Figure record listings:

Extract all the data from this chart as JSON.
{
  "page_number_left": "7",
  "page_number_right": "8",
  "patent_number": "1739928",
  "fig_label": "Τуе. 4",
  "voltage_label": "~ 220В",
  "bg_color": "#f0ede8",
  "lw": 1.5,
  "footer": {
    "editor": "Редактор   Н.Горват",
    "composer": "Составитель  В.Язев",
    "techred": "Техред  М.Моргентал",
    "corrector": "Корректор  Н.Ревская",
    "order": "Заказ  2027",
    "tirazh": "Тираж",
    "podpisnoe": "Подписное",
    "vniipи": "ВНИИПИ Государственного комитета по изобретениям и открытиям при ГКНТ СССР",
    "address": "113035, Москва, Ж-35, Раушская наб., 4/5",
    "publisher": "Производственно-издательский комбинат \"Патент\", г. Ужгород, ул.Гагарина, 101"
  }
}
==
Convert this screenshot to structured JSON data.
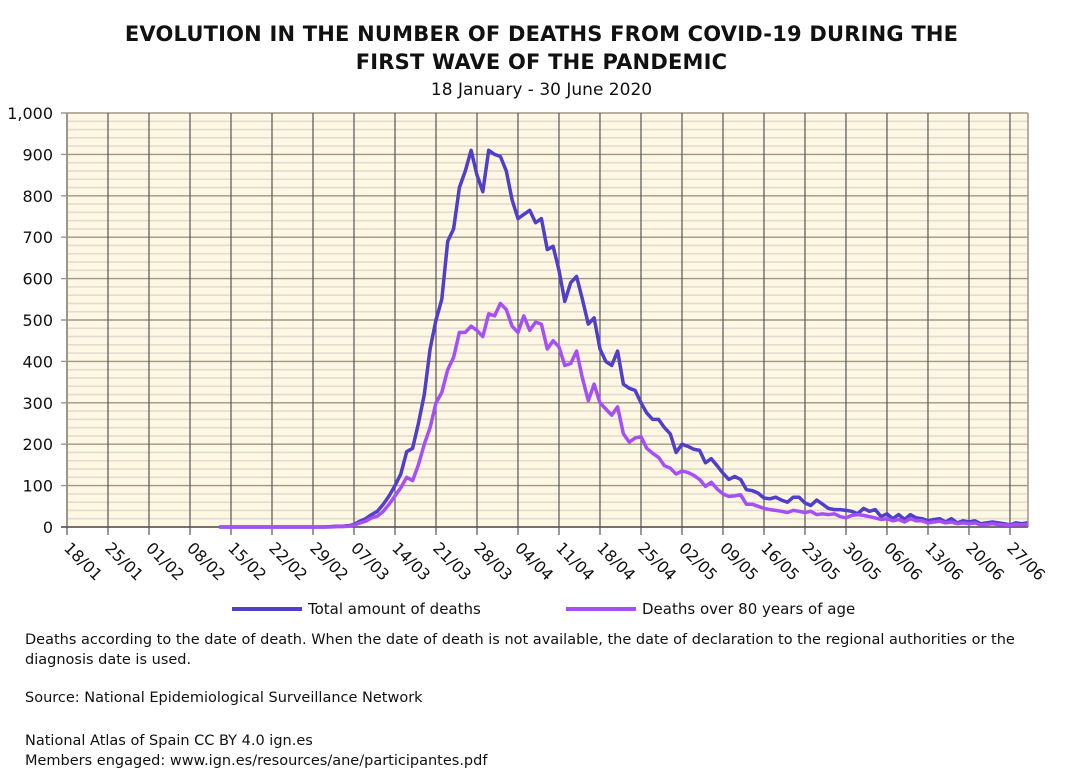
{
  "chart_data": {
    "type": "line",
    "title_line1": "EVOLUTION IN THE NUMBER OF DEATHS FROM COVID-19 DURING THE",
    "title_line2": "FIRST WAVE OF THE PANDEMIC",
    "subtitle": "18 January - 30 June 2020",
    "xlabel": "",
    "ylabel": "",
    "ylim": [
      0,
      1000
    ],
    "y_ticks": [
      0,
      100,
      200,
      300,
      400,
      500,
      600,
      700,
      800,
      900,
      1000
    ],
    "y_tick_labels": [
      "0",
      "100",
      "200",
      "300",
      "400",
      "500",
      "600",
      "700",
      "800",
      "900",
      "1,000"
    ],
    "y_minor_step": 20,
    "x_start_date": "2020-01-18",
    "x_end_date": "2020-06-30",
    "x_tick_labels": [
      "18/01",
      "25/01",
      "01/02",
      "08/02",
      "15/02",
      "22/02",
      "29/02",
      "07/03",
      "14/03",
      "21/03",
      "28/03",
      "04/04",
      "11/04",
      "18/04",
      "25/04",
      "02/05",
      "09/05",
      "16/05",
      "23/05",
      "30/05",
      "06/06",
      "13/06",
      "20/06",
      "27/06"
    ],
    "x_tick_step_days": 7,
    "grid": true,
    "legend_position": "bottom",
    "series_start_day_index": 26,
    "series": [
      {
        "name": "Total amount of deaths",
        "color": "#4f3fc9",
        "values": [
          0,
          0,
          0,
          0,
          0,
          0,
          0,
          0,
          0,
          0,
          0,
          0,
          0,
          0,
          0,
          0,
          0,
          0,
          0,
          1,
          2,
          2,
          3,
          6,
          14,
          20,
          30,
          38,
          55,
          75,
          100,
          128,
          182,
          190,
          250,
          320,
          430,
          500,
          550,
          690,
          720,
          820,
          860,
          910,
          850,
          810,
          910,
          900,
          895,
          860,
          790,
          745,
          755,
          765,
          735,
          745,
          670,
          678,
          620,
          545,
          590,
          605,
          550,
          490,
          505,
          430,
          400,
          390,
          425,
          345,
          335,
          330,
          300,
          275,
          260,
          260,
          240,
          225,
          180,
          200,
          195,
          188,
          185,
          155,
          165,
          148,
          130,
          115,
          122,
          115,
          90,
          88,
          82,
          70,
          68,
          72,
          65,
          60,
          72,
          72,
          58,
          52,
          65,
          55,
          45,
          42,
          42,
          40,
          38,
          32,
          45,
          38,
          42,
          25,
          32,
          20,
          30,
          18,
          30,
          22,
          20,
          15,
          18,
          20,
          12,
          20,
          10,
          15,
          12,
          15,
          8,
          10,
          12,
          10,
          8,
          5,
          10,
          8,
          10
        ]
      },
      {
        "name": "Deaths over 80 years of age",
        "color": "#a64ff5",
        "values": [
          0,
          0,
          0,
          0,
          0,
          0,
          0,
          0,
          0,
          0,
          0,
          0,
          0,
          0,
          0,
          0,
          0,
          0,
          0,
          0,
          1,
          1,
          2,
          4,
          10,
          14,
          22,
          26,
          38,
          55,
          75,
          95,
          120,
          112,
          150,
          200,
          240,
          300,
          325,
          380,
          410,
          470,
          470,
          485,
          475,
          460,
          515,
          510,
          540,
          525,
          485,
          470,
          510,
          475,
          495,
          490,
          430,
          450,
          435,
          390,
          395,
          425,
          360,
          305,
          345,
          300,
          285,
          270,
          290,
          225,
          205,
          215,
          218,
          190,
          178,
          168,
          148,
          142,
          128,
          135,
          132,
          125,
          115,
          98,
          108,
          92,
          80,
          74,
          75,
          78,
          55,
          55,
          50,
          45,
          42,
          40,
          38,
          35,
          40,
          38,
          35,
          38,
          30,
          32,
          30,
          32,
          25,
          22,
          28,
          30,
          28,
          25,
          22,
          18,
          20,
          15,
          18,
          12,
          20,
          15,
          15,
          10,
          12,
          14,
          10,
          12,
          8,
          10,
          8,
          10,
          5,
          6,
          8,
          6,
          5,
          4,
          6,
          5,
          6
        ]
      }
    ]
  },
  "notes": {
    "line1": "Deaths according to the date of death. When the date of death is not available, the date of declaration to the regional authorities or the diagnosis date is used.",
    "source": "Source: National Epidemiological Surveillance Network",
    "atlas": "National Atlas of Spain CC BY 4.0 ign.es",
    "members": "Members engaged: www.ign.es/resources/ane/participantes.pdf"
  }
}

- EXERCISE:
Go through the data above and find the lines with the word "this". Copy each of those lines.

- WRITTEN REPLY:
Extract all the data from this chart as JSON.
Convert this screenshot to structured JSON data.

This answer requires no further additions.